Records for processing:
______________________________

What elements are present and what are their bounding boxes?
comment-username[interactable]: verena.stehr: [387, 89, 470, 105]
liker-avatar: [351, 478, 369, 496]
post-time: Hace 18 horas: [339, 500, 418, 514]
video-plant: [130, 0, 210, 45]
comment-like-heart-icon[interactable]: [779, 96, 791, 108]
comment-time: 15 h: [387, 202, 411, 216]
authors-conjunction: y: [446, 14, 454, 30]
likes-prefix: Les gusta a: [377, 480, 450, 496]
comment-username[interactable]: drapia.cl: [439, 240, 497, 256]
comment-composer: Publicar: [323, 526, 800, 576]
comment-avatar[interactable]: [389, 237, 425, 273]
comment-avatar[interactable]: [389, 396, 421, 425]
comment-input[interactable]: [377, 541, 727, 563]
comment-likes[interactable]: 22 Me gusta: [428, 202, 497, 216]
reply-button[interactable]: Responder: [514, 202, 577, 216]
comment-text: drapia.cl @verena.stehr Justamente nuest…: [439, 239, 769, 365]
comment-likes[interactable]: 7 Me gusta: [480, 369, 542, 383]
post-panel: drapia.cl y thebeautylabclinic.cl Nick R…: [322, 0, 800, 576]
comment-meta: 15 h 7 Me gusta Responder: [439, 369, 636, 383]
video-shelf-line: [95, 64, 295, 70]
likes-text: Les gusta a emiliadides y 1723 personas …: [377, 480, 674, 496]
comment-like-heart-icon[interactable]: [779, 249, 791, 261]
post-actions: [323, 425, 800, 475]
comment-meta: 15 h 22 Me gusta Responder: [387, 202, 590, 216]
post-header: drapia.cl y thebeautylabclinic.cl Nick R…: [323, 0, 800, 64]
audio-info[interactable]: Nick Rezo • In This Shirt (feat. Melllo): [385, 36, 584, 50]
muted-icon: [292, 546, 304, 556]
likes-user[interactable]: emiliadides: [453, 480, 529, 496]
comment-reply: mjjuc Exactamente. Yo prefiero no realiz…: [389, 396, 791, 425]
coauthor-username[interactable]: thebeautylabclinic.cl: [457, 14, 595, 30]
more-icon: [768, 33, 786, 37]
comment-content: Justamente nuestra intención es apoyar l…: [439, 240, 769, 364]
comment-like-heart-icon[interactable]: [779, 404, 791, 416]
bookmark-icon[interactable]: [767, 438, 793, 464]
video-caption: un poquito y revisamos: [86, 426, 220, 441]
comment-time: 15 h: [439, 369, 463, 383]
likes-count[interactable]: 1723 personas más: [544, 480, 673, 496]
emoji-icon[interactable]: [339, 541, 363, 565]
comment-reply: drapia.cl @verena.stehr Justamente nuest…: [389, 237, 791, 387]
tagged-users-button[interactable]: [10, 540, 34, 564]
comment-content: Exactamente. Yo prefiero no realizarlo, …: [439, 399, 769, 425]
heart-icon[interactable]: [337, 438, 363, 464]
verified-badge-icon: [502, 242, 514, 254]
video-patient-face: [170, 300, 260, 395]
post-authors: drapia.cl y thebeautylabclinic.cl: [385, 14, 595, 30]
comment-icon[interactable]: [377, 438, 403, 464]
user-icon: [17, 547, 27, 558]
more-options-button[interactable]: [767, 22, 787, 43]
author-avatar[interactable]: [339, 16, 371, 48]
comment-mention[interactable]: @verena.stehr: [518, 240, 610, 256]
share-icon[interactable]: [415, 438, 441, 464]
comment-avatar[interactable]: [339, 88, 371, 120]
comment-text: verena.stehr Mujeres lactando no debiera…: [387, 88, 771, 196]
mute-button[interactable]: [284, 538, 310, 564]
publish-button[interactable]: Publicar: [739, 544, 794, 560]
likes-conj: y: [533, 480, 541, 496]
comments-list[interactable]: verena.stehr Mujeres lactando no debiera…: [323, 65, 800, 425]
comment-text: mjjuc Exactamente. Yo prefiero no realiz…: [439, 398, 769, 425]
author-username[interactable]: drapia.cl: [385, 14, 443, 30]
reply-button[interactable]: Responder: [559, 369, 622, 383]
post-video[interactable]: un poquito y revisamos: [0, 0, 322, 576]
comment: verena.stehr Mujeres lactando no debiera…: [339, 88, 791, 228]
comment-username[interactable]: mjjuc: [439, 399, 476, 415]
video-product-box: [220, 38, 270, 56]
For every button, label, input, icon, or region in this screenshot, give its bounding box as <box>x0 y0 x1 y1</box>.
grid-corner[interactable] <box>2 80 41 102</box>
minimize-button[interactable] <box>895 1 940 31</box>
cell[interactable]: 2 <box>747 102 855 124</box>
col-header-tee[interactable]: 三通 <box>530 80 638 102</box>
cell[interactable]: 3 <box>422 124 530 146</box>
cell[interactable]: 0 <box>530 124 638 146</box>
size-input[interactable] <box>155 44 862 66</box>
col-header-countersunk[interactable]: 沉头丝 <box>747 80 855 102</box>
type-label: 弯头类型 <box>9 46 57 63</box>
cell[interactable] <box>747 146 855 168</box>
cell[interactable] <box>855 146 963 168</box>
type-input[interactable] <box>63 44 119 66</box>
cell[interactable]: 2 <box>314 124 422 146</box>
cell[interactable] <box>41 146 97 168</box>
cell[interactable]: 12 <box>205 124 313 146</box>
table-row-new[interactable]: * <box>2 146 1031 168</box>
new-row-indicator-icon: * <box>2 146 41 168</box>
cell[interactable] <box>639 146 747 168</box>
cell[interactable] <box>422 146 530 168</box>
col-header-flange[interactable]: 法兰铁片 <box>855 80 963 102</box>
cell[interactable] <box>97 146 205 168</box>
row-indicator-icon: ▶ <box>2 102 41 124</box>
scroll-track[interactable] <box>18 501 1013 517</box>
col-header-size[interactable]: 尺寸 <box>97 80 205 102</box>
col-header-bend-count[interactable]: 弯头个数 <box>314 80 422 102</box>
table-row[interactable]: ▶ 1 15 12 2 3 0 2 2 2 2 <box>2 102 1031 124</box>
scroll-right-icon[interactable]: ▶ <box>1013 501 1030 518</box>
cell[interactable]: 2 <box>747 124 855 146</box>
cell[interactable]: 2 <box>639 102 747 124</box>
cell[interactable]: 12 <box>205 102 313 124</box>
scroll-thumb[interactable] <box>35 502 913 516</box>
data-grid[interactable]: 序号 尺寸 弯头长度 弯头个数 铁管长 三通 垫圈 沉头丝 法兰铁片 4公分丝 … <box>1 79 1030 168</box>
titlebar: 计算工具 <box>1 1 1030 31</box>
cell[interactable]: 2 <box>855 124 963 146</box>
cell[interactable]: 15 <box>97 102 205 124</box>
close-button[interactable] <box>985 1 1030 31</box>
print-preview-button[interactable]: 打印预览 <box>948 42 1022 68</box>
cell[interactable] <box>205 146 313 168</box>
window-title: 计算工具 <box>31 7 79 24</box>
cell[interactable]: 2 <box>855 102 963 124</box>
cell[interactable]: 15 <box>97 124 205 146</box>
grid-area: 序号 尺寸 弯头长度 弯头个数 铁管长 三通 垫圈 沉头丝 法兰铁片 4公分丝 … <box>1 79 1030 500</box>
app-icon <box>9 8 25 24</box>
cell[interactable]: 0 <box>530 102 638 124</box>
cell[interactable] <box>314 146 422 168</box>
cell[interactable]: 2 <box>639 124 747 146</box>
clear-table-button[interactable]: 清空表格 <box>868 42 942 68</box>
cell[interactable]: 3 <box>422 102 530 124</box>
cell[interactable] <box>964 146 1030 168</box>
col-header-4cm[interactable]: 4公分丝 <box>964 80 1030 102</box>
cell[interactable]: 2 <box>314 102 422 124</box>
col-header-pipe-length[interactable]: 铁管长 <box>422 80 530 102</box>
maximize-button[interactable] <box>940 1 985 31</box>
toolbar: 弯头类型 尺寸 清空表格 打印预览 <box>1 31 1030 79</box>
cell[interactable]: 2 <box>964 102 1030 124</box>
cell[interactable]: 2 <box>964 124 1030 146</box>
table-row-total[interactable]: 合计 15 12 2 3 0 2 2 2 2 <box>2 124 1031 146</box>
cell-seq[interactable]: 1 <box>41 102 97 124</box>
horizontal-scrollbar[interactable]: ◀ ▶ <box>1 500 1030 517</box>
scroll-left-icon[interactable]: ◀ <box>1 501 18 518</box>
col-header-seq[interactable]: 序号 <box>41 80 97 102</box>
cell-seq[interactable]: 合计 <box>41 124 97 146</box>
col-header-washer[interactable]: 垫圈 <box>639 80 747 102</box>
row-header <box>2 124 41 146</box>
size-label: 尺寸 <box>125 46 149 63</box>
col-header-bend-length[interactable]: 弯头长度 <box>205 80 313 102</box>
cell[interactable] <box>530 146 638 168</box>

______________________________

Copy the entries from the first line through the line containing "comment-like-heart-icon[interactable]: [779, 96, 791, 108]", replacing "bounding boxes" with "coordinates" and leaving everything else as it is.

What elements are present and what are their coordinates?
comment-username[interactable]: verena.stehr: [387, 89, 470, 105]
liker-avatar: [351, 478, 369, 496]
post-time: Hace 18 horas: [339, 500, 418, 514]
video-plant: [130, 0, 210, 45]
comment-like-heart-icon[interactable]: [779, 96, 791, 108]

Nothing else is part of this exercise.